# Problem 1
In the discussion of the performance-improvement project, whose oversight of the PyPI work is cited as an example of good management?
# Problem 2
Continue the discussion of the performance-improvement project, picking up after its last sentence.

═══ Extract

And this is about more than just agreements between the sponsor and the people doing the work. What is the position of the Steering Council in this? Are they managing the people doing the work or not? Are they evaluating the end result or not? What about the rest of the core developers? And how will development take place? Will the design or implementation of the performance improvements go through the PEP process? Will the SC or other core developers have input in the design or implementation? Who will do code review of the changes? Will the work be merged in small increments, or will it happen in a separate branch until the project is complete? All of these questions, and more, will need to be answered in some way, and it really requires a project manager to take this on. We've seen how much impact good management can have on a project with the PyPI work overseen by Sumana. A project of this scale really can't do without it.
I don't think that the SC or PSF should be managing the work. How do you price and allocate research work? Which is why I am offering to subcontract. I am willing to take on the risk and, having done the research, know that I can deliver. As for reviewing and merging, I would expect to pay someone for reviewing and some other maintenance tasks. Note that the payment would be for the review, not for a favorable review. Obviously reviews from other code devs would be most welcome, but I don't want to rely on using up other people's spare time. I can merge the code myself. Merges would be in small units and as often as is practical. There is no need for long lived branches, at least not for stage 1.

══════
═══ Given entries

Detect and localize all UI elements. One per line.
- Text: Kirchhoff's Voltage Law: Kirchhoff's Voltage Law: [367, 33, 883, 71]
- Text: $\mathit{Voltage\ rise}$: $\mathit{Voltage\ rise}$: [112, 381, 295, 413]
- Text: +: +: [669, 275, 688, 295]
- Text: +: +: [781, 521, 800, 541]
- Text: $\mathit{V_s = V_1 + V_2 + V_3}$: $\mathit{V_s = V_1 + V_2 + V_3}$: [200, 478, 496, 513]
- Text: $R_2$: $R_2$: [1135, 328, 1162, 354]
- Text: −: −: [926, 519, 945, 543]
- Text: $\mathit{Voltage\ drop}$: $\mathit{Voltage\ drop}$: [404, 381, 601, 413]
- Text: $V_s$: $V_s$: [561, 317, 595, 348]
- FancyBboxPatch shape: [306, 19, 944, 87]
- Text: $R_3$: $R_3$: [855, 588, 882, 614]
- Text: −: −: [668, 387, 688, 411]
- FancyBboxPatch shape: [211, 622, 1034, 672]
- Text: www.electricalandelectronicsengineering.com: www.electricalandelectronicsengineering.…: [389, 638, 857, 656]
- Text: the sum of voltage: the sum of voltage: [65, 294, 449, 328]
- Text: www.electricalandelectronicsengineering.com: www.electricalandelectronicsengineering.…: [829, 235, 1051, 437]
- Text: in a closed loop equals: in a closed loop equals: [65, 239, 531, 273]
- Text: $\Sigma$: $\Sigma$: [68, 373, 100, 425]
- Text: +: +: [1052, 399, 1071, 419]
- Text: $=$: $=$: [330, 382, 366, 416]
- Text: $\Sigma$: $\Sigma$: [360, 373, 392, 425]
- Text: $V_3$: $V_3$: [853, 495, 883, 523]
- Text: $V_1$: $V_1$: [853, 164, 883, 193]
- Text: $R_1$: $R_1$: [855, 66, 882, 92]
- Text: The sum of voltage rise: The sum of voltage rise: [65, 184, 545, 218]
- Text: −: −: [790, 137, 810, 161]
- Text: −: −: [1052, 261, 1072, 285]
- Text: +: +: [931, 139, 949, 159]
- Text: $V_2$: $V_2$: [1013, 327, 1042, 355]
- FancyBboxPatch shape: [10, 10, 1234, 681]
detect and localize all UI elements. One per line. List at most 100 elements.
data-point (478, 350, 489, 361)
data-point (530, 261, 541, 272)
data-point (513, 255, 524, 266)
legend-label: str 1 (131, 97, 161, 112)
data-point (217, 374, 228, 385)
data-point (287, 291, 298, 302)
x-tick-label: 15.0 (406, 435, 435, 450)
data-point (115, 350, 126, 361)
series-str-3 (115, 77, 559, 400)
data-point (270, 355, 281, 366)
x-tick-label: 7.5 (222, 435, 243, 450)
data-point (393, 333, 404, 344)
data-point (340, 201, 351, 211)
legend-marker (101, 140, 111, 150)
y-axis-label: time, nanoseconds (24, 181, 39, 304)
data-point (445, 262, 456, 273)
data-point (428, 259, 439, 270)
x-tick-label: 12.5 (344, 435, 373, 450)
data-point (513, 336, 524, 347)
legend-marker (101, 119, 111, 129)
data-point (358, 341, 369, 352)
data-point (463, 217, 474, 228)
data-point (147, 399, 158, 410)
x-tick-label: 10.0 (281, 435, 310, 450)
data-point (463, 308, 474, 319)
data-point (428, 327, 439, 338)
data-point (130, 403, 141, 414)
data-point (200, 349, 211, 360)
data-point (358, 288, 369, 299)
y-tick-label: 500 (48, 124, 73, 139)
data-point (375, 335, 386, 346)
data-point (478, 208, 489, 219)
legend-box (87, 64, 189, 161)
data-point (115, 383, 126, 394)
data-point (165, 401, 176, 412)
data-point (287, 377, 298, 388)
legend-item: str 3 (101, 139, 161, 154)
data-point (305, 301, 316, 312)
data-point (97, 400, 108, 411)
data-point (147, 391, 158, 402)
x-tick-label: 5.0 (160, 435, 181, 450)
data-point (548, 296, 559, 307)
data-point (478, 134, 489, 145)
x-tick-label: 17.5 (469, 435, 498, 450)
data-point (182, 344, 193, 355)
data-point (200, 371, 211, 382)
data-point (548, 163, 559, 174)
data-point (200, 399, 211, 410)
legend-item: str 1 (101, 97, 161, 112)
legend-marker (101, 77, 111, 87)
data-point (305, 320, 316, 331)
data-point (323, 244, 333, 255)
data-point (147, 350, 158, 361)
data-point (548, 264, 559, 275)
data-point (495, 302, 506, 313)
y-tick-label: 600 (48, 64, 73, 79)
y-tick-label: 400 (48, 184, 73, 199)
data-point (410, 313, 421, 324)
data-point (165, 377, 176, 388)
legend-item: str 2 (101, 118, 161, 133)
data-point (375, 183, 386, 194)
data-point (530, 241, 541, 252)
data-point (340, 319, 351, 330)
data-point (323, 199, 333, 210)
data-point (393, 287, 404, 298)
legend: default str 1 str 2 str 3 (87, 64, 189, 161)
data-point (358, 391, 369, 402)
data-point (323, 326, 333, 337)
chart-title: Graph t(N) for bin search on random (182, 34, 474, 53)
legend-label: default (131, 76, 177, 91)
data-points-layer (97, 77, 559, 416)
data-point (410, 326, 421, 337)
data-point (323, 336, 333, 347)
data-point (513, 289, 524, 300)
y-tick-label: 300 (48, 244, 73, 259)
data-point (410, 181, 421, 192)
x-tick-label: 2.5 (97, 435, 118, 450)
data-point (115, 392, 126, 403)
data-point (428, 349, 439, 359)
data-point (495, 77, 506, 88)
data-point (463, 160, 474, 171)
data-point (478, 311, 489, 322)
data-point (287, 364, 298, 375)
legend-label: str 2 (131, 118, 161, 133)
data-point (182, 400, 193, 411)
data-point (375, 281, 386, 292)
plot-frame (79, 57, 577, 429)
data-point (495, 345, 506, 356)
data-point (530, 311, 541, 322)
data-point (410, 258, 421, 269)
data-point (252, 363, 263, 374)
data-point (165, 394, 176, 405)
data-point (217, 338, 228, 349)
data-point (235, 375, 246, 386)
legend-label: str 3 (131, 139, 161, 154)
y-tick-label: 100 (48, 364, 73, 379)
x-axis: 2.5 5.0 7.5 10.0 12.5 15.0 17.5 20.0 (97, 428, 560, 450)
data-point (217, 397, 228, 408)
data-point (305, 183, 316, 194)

══════

# Answer box 1
Sumana

# Answer box 2
I don't doubt all of these questions can be answered, but it's going to take time and effort -- and probably concessions -- to get to a good proposal to put before interested corporations, and then more adjustments to accommodate them. The PSF and the SC can't fund the work at this time. If we can find a sponsor willing to just shell out the $2M (or just $500k) for the current plan, the SC is not against it -- but without the product management and project management work mentioned above, I doubt this will happen. If we want the SC or the PSF to go shopping for sponsors, soliciting donations for this project, we need more of the product/project management work done as well.
Just the $500k, or thereabouts. The first stage should not rely on later stages ever happening. As for project management, that's why I was suggested a cash-on-delivery contract. Obviously whoever gets hired by the PSF for maintenance will need managing, but that needs to happen anyway.
If people want to work on the product and project management part of the proposal, that’d be great. We'd be happy to provide guidance. We also can -- and will! -- certainly mention this proposal as the kind of work we would want to fund when talking to potential sponsors. We can gauge interest, to see how worthwhile it would be to flesh out the proposal. Who knows, maybe someone will be willing to outright fund this as-is. But as it is, the SC doesn't think we can fund this directly, even if we had the money available.
Again, I really don't want to take money away from the PSF. Cheers, Mark.